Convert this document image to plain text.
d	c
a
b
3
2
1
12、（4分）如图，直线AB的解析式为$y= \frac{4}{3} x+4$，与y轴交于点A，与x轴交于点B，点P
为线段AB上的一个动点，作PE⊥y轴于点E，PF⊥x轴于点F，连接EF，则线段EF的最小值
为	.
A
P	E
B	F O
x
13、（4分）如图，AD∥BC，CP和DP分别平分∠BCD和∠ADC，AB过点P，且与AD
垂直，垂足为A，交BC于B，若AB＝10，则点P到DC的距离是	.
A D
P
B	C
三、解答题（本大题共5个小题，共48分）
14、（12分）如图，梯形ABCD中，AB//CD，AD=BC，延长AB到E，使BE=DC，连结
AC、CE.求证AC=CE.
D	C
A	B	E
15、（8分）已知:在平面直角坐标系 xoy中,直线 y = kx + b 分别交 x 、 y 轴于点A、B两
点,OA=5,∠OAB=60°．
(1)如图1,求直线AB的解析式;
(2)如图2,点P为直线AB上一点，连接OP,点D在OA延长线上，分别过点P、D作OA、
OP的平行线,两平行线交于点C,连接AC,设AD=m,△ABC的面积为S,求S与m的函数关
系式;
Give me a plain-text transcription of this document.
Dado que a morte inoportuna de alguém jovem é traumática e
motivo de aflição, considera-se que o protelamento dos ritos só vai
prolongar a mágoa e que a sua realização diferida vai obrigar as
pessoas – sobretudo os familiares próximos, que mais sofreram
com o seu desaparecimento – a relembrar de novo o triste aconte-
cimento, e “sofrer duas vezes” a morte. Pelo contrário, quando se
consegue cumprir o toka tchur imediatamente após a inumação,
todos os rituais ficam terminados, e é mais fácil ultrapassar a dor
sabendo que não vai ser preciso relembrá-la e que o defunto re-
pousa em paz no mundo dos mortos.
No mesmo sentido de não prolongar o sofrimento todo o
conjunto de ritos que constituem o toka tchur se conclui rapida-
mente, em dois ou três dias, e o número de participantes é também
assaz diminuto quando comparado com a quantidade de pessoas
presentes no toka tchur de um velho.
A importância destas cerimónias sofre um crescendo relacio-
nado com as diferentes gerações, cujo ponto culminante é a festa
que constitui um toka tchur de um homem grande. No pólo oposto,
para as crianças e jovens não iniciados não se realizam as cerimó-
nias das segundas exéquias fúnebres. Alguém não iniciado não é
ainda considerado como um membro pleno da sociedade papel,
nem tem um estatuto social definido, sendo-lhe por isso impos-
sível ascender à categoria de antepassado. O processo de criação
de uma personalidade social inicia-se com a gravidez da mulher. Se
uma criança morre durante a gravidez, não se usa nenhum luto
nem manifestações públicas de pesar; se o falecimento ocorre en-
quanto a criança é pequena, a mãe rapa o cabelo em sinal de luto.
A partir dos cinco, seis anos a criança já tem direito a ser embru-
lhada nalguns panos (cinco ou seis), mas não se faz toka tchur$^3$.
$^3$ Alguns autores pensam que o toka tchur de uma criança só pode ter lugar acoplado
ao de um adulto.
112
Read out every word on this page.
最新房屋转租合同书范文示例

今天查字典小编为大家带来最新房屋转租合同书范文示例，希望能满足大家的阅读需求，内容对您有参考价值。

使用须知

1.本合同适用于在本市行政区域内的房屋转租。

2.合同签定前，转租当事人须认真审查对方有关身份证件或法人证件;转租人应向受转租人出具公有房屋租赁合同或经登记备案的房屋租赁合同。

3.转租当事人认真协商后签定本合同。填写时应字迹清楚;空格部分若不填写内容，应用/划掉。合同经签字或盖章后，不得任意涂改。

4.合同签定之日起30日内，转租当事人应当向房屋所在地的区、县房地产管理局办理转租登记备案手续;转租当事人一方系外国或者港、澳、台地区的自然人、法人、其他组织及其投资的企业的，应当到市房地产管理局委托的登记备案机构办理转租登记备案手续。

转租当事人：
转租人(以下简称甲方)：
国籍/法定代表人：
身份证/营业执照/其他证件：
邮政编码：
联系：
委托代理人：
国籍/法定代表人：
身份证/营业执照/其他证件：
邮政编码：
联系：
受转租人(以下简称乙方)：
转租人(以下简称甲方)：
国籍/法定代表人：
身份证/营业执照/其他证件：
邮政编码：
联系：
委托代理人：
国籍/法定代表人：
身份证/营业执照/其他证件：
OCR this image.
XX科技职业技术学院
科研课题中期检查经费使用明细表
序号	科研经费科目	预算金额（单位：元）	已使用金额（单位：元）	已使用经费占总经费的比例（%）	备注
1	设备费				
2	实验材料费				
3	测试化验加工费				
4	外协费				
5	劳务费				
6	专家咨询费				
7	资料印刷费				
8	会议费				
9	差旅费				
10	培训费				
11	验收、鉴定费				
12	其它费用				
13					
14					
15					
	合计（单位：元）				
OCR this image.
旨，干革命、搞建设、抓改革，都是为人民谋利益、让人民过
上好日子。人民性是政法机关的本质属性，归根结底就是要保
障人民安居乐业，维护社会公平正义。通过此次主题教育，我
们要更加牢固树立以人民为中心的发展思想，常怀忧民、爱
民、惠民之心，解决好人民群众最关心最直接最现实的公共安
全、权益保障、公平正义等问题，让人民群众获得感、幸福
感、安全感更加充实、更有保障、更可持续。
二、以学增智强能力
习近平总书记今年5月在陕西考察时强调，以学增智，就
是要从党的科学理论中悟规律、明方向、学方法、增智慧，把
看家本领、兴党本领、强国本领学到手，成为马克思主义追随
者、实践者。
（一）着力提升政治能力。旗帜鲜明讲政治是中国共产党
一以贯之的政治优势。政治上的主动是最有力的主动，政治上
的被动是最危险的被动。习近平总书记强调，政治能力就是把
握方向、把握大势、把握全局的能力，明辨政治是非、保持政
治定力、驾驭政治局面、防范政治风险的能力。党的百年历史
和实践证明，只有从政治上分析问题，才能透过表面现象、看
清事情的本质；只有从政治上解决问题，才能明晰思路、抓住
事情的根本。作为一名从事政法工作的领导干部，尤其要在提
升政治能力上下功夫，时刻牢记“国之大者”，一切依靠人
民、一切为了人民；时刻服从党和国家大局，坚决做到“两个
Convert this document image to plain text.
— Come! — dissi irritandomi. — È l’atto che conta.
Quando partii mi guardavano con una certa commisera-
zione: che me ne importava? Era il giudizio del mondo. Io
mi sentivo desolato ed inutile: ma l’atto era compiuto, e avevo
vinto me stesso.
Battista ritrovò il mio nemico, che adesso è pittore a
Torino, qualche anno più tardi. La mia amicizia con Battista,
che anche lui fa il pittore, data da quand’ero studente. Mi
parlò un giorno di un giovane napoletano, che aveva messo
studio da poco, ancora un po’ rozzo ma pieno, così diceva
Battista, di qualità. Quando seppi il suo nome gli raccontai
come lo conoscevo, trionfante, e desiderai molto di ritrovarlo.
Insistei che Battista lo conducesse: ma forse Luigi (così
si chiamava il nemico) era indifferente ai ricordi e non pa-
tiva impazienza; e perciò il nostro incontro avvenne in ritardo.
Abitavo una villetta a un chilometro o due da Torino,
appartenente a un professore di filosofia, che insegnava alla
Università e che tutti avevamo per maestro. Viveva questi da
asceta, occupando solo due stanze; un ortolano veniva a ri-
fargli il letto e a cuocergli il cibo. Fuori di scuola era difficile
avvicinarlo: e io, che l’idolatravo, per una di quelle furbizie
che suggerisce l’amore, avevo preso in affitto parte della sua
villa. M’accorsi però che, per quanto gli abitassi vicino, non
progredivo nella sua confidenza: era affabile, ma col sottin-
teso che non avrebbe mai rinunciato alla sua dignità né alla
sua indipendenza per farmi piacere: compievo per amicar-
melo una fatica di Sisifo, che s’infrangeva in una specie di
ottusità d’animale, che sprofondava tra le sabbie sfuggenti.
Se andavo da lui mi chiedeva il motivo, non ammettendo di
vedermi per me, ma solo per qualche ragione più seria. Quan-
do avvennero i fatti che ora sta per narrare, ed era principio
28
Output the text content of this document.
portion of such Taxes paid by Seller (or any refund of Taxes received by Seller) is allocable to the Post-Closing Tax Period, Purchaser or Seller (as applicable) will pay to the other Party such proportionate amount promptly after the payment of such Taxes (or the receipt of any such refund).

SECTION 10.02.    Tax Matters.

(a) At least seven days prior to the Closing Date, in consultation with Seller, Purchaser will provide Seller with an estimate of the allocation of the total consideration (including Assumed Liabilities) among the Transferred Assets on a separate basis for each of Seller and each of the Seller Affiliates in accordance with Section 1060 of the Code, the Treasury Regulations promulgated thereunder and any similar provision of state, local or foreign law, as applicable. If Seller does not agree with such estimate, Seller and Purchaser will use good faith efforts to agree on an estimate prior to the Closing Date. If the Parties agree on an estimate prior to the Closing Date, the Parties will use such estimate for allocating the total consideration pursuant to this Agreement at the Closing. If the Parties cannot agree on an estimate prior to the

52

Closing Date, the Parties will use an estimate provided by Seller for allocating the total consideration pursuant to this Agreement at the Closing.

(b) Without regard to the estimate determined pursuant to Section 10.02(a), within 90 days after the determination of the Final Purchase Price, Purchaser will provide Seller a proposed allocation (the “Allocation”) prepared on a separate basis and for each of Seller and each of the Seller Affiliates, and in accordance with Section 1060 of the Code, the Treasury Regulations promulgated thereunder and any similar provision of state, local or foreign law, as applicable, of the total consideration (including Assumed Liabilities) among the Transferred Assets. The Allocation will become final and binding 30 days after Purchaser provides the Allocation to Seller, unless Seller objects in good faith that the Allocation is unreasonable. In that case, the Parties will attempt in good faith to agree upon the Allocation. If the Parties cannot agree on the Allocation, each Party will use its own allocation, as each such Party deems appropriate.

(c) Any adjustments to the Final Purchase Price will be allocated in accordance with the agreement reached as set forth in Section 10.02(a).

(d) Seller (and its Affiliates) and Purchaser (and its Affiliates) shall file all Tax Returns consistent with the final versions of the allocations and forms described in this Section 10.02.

■ Exercise details ■
Copy down every line of the entries containing the word "solo".

■ Exercise solution ■
asceta, occupando solo due stanze; un ortolano veniva a ri-
vedermi per me, ma solo per qualche ragione più seria. Quan-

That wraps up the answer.